== Extracted entries

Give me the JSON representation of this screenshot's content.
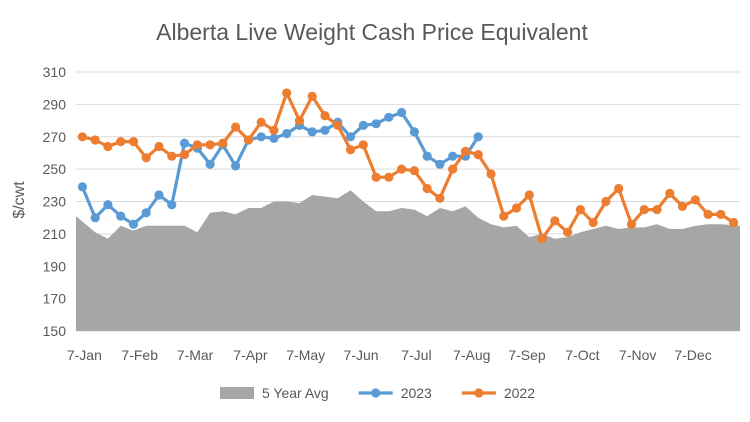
{
  "chart_data": {
    "type": "line",
    "title": "Alberta Live Weight Cash Price Equivalent",
    "ylabel": "$/cwt",
    "xlabel": "",
    "ylim": [
      150,
      310
    ],
    "yticks": [
      150,
      170,
      190,
      210,
      230,
      250,
      270,
      290,
      310
    ],
    "xticks": [
      "7-Jan",
      "7-Feb",
      "7-Mar",
      "7-Apr",
      "7-May",
      "7-Jun",
      "7-Jul",
      "7-Aug",
      "7-Sep",
      "7-Oct",
      "7-Nov",
      "7-Dec"
    ],
    "x_week_unit": "week of year",
    "grid": true,
    "legend_position": "bottom",
    "series": [
      {
        "name": "5 Year Avg",
        "kind": "area",
        "color": "#a6a6a6",
        "x": [
          1,
          2,
          3,
          4,
          5,
          6,
          7,
          8,
          9,
          10,
          11,
          12,
          13,
          14,
          15,
          16,
          17,
          18,
          19,
          20,
          21,
          22,
          23,
          24,
          25,
          26,
          27,
          28,
          29,
          30,
          31,
          32,
          33,
          34,
          35,
          36,
          37,
          38,
          39,
          40,
          41,
          42,
          43,
          44,
          45,
          46,
          47,
          48,
          49,
          50,
          51,
          52
        ],
        "values": [
          221,
          211,
          207,
          215,
          212,
          215,
          215,
          215,
          215,
          211,
          223,
          224,
          222,
          226,
          226,
          230,
          230,
          229,
          234,
          233,
          232,
          237,
          230,
          224,
          224,
          226,
          225,
          221,
          226,
          224,
          227,
          220,
          216,
          214,
          215,
          208,
          210,
          207,
          208,
          211,
          213,
          215,
          213,
          214,
          214,
          216,
          213,
          213,
          215,
          216,
          216,
          215
        ]
      },
      {
        "name": "2023",
        "kind": "line",
        "color": "#5b9bd5",
        "x": [
          1,
          2,
          3,
          4,
          5,
          6,
          7,
          8,
          9,
          10,
          11,
          12,
          13,
          14,
          15,
          16,
          17,
          18,
          19,
          20,
          21,
          22,
          23,
          24,
          25,
          26,
          27,
          28,
          29,
          30,
          31,
          32
        ],
        "values": [
          239,
          220,
          228,
          221,
          216,
          223,
          234,
          228,
          266,
          263,
          253,
          265,
          252,
          268,
          270,
          269,
          272,
          277,
          273,
          274,
          279,
          270,
          277,
          278,
          282,
          285,
          273,
          258,
          253,
          258,
          258,
          270
        ]
      },
      {
        "name": "2022",
        "kind": "line",
        "color": "#ed7d31",
        "x": [
          1,
          2,
          3,
          4,
          5,
          6,
          7,
          8,
          9,
          10,
          11,
          12,
          13,
          14,
          15,
          16,
          17,
          18,
          19,
          20,
          21,
          22,
          23,
          24,
          25,
          26,
          27,
          28,
          29,
          30,
          31,
          32,
          33,
          34,
          35,
          36,
          37,
          38,
          39,
          40,
          41,
          42,
          43,
          44,
          45,
          46,
          47,
          48,
          49,
          50,
          51,
          52
        ],
        "values": [
          270,
          268,
          264,
          267,
          267,
          257,
          264,
          258,
          259,
          265,
          265,
          266,
          276,
          268,
          279,
          274,
          297,
          280,
          295,
          283,
          277,
          262,
          265,
          245,
          245,
          250,
          249,
          238,
          232,
          250,
          261,
          259,
          247,
          221,
          226,
          234,
          207,
          218,
          211,
          225,
          217,
          230,
          238,
          216,
          225,
          225,
          235,
          227,
          231,
          222,
          222,
          217
        ]
      }
    ]
  }
}
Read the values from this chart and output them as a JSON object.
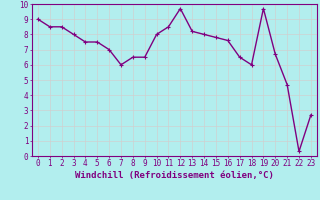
{
  "x": [
    0,
    1,
    2,
    3,
    4,
    5,
    6,
    7,
    8,
    9,
    10,
    11,
    12,
    13,
    14,
    15,
    16,
    17,
    18,
    19,
    20,
    21,
    22,
    23
  ],
  "y": [
    9.0,
    8.5,
    8.5,
    8.0,
    7.5,
    7.5,
    7.0,
    6.0,
    6.5,
    6.5,
    8.0,
    8.5,
    9.7,
    8.2,
    8.0,
    7.8,
    7.6,
    6.5,
    6.0,
    9.7,
    6.7,
    4.7,
    0.3,
    2.7
  ],
  "line_color": "#800080",
  "marker": "+",
  "marker_size": 3,
  "bg_color": "#b2eeee",
  "grid_color": "#d0d0d0",
  "xlabel": "Windchill (Refroidissement éolien,°C)",
  "xlim": [
    -0.5,
    23.5
  ],
  "ylim": [
    0,
    10
  ],
  "xticks": [
    0,
    1,
    2,
    3,
    4,
    5,
    6,
    7,
    8,
    9,
    10,
    11,
    12,
    13,
    14,
    15,
    16,
    17,
    18,
    19,
    20,
    21,
    22,
    23
  ],
  "yticks": [
    0,
    1,
    2,
    3,
    4,
    5,
    6,
    7,
    8,
    9,
    10
  ],
  "label_color": "#800080",
  "tick_color": "#800080",
  "spine_color": "#800080",
  "xlabel_fontsize": 6.5,
  "tick_fontsize": 5.5,
  "line_width": 1.0
}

====

**Exercise aim:**
Set each line of the records down exactly, leaving every picture out.

**Solution:**
Give me the JSON representation of this screenshot's content.
{
  "chart_data": {
    "type": "line",
    "title": "Alberta Live Weight Cash Price Equivalent",
    "ylabel": "$/cwt",
    "xlabel": "",
    "ylim": [
      150,
      310
    ],
    "yticks": [
      150,
      170,
      190,
      210,
      230,
      250,
      270,
      290,
      310
    ],
    "xticks": [
      "7-Jan",
      "7-Feb",
      "7-Mar",
      "7-Apr",
      "7-May",
      "7-Jun",
      "7-Jul",
      "7-Aug",
      "7-Sep",
      "7-Oct",
      "7-Nov",
      "7-Dec"
    ],
    "x_week_unit": "week of year",
    "grid": true,
    "legend_position": "bottom",
    "series": [
      {
        "name": "5 Year Avg",
        "kind": "area",
        "color": "#a6a6a6",
        "x": [
          1,
          2,
          3,
          4,
          5,
          6,
          7,
          8,
          9,
          10,
          11,
          12,
          13,
          14,
          15,
          16,
          17,
          18,
          19,
          20,
          21,
          22,
          23,
          24,
          25,
          26,
          27,
          28,
          29,
          30,
          31,
          32,
          33,
          34,
          35,
          36,
          37,
          38,
          39,
          40,
          41,
          42,
          43,
          44,
          45,
          46,
          47,
          48,
          49,
          50,
          51,
          52
        ],
        "values": [
          221,
          211,
          207,
          215,
          212,
          215,
          215,
          215,
          215,
          211,
          223,
          224,
          222,
          226,
          226,
          230,
          230,
          229,
          234,
          233,
          232,
          237,
          230,
          224,
          224,
          226,
          225,
          221,
          226,
          224,
          227,
          220,
          216,
          214,
          215,
          208,
          210,
          207,
          208,
          211,
          213,
          215,
          213,
          214,
          214,
          216,
          213,
          213,
          215,
          216,
          216,
          215
        ]
      },
      {
        "name": "2023",
        "kind": "line",
        "color": "#5b9bd5",
        "x": [
          1,
          2,
          3,
          4,
          5,
          6,
          7,
          8,
          9,
          10,
          11,
          12,
          13,
          14,
          15,
          16,
          17,
          18,
          19,
          20,
          21,
          22,
          23,
          24,
          25,
          26,
          27,
          28,
          29,
          30,
          31,
          32
        ],
        "values": [
          239,
          220,
          228,
          221,
          216,
          223,
          234,
          228,
          266,
          263,
          253,
          265,
          252,
          268,
          270,
          269,
          272,
          277,
          273,
          274,
          279,
          270,
          277,
          278,
          282,
          285,
          273,
          258,
          253,
          258,
          258,
          270
        ]
      },
      {
        "name": "2022",
        "kind": "line",
        "color": "#ed7d31",
        "x": [
          1,
          2,
          3,
          4,
          5,
          6,
          7,
          8,
          9,
          10,
          11,
          12,
          13,
          14,
          15,
          16,
          17,
          18,
          19,
          20,
          21,
          22,
          23,
          24,
          25,
          26,
          27,
          28,
          29,
          30,
          31,
          32,
          33,
          34,
          35,
          36,
          37,
          38,
          39,
          40,
          41,
          42,
          43,
          44,
          45,
          46,
          47,
          48,
          49,
          50,
          51,
          52
        ],
        "values": [
          270,
          268,
          264,
          267,
          267,
          257,
          264,
          258,
          259,
          265,
          265,
          266,
          276,
          268,
          279,
          274,
          297,
          280,
          295,
          283,
          277,
          262,
          265,
          245,
          245,
          250,
          249,
          238,
          232,
          250,
          261,
          259,
          247,
          221,
          226,
          234,
          207,
          218,
          211,
          225,
          217,
          230,
          238,
          216,
          225,
          225,
          235,
          227,
          231,
          222,
          222,
          217
        ]
      }
    ]
  }
}
Read the values from this chart and output them as a JSON object.
{
  "x": [
    0,
    1,
    2,
    3,
    4,
    5,
    6,
    7,
    8,
    9,
    10,
    11,
    12,
    13,
    14,
    15,
    16,
    17,
    18,
    19,
    20,
    21,
    22,
    23
  ],
  "y": [
    9.0,
    8.5,
    8.5,
    8.0,
    7.5,
    7.5,
    7.0,
    6.0,
    6.5,
    6.5,
    8.0,
    8.5,
    9.7,
    8.2,
    8.0,
    7.8,
    7.6,
    6.5,
    6.0,
    9.7,
    6.7,
    4.7,
    0.3,
    2.7
  ],
  "line_color": "#800080",
  "marker": "+",
  "marker_size": 3,
  "bg_color": "#b2eeee",
  "grid_color": "#d0d0d0",
  "xlabel": "Windchill (Refroidissement éolien,°C)",
  "xlim": [
    -0.5,
    23.5
  ],
  "ylim": [
    0,
    10
  ],
  "xticks": [
    0,
    1,
    2,
    3,
    4,
    5,
    6,
    7,
    8,
    9,
    10,
    11,
    12,
    13,
    14,
    15,
    16,
    17,
    18,
    19,
    20,
    21,
    22,
    23
  ],
  "yticks": [
    0,
    1,
    2,
    3,
    4,
    5,
    6,
    7,
    8,
    9,
    10
  ],
  "label_color": "#800080",
  "tick_color": "#800080",
  "spine_color": "#800080",
  "xlabel_fontsize": 6.5,
  "tick_fontsize": 5.5,
  "line_width": 1.0
}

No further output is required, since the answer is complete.